* _The data_
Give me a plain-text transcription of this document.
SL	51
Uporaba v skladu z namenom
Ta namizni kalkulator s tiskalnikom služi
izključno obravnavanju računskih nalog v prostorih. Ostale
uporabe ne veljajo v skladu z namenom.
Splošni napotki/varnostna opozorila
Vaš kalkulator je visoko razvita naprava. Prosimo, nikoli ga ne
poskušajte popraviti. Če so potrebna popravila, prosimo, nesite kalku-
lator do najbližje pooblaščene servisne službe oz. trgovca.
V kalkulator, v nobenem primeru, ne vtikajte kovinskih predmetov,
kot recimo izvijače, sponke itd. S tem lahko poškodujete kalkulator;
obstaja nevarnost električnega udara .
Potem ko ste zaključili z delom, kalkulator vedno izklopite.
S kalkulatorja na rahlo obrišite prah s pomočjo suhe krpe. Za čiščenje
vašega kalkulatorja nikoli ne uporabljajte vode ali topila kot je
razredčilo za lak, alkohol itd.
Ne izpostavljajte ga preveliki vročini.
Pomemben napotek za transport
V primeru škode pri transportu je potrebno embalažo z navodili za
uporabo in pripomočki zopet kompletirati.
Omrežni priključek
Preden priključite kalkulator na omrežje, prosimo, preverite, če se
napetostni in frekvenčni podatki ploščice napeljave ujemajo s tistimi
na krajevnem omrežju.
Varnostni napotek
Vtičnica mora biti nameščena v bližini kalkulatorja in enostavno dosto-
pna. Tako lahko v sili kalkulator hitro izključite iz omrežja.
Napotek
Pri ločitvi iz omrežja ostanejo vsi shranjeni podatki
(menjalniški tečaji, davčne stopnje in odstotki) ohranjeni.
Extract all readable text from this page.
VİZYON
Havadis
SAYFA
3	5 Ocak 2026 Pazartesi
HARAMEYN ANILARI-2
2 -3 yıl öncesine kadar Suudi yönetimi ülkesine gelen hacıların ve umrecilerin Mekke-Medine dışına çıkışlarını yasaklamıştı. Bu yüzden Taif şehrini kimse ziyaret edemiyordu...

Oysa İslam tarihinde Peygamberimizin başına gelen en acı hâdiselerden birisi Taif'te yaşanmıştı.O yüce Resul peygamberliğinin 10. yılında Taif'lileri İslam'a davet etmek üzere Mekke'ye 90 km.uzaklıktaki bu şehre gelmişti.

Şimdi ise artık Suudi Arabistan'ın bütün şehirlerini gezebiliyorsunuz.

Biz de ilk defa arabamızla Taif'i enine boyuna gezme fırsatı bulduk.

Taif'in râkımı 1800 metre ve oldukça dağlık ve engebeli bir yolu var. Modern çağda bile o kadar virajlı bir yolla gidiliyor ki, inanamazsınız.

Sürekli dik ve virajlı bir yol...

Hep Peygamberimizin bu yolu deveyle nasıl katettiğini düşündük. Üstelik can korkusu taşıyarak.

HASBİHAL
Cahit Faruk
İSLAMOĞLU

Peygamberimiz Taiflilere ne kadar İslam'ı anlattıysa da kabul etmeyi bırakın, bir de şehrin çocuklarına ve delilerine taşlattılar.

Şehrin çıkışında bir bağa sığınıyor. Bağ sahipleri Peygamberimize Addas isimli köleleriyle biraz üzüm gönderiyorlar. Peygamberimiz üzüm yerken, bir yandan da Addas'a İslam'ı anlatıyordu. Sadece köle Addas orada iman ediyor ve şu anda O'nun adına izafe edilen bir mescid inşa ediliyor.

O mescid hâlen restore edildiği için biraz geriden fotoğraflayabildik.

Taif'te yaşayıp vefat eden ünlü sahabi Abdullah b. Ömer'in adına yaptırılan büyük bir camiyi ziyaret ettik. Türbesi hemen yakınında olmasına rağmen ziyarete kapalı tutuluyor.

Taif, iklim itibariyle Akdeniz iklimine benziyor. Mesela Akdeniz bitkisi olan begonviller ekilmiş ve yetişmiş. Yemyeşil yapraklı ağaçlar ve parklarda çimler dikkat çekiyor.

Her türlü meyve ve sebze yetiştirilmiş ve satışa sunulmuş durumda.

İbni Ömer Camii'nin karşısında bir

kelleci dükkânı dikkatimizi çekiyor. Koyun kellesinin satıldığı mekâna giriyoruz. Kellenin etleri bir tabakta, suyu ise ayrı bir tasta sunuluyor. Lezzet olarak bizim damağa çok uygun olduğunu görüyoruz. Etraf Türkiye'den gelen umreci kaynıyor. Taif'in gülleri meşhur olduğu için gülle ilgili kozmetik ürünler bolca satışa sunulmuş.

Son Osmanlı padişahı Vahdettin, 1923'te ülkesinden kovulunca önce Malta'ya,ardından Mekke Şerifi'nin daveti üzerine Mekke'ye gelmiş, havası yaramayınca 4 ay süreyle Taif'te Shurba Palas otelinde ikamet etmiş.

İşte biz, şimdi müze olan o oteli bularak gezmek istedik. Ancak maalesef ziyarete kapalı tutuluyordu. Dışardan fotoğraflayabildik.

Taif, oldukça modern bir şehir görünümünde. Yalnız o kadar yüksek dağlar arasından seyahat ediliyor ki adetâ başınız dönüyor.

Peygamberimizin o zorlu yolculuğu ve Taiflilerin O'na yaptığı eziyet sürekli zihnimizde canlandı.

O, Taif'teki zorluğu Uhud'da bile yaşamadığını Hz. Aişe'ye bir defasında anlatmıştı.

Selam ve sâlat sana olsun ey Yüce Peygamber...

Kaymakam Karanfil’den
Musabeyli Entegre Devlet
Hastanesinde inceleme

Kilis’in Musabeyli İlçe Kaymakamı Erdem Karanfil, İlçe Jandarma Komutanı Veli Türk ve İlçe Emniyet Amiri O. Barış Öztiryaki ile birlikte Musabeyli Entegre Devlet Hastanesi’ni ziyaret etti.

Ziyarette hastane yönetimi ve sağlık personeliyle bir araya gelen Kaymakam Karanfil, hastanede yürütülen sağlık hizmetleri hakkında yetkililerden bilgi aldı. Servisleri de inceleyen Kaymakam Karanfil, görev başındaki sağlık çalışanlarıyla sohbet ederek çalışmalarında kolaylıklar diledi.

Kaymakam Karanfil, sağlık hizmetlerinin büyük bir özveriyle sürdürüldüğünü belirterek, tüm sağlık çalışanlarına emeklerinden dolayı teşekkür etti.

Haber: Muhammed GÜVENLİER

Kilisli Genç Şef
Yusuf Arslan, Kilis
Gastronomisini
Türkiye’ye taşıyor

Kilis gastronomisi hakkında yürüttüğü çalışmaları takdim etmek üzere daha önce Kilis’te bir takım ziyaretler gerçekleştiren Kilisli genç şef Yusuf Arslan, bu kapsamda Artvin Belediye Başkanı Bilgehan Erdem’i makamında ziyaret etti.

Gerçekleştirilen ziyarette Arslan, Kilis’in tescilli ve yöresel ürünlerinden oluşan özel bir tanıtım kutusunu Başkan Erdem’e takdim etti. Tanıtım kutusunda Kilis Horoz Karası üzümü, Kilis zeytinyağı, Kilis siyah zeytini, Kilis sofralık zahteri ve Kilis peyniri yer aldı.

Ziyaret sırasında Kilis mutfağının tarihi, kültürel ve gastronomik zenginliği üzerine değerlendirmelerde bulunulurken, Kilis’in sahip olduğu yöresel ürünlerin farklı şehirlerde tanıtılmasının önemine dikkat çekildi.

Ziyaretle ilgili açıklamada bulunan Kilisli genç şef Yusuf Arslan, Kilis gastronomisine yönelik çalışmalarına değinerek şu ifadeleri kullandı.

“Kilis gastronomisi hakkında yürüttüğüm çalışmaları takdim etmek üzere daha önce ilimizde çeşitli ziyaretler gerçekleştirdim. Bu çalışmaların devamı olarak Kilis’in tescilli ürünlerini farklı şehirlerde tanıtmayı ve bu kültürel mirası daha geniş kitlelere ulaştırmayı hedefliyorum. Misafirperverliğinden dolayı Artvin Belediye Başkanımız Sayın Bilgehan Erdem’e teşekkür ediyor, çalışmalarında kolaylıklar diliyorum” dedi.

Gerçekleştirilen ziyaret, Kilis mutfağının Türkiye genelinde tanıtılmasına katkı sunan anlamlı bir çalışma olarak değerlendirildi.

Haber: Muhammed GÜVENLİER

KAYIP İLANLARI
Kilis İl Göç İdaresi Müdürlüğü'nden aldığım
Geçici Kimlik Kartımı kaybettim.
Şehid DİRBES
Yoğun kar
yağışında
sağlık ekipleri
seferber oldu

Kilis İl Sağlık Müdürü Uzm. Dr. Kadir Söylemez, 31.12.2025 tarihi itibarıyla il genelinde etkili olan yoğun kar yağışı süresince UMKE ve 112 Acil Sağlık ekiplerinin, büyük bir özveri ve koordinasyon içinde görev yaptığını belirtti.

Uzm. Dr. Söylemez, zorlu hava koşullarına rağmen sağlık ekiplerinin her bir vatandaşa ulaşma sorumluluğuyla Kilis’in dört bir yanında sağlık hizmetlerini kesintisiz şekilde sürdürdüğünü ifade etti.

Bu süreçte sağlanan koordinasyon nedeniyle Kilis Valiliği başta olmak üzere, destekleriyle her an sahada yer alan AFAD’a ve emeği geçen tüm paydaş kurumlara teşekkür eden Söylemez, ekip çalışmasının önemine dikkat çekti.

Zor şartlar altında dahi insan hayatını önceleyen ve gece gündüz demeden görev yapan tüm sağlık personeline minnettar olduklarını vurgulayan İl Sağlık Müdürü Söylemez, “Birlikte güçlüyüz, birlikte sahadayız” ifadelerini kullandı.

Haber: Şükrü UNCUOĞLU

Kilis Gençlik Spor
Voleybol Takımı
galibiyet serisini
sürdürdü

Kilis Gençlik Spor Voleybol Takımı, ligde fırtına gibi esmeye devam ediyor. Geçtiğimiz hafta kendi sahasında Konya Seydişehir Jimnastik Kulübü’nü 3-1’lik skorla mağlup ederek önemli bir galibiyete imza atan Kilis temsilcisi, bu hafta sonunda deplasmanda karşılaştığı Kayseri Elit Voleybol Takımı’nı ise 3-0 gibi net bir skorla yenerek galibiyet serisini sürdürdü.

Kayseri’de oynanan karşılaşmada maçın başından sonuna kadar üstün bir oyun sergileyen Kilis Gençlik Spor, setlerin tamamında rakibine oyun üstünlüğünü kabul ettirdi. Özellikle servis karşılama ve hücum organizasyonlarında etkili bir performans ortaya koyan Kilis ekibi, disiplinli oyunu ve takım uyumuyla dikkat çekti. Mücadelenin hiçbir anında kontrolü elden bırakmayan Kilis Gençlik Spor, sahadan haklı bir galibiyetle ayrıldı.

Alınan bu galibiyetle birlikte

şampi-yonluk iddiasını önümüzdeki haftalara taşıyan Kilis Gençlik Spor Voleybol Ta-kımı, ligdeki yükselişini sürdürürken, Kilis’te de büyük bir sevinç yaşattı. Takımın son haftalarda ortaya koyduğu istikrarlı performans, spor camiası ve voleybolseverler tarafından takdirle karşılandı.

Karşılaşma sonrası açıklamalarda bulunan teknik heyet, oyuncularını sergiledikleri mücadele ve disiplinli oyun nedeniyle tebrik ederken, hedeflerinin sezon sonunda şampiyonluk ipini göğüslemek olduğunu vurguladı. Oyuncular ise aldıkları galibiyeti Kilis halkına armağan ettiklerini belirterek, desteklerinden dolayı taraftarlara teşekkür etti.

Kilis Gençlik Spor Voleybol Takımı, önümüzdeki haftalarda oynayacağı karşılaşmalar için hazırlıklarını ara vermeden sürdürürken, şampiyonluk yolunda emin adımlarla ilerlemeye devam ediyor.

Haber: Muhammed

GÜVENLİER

* _What you are asked to do_
Look through the data and gather every line with the string "ediliyor" in it.

* _Output for this exercise_
Şehrin çıkışında bir bağa sığınıyor. Bağ sahipleri Peygamberimize Addas isimli köleleriyle biraz üzüm gönderiyorlar. Peygamberimiz üzüm yerken, bir yandan da Addas'a İslam'ı anlatıyordu. Sadece köle Addas orada iman ediyor ve şu anda O'nun adına izafe edilen bir mescid inşa ediliyor.
Taif, oldukça modern bir şehir görünümünde. Yalnız o kadar yüksek dağlar arasından seyahat ediliyor ki adetâ başınız dönüyor.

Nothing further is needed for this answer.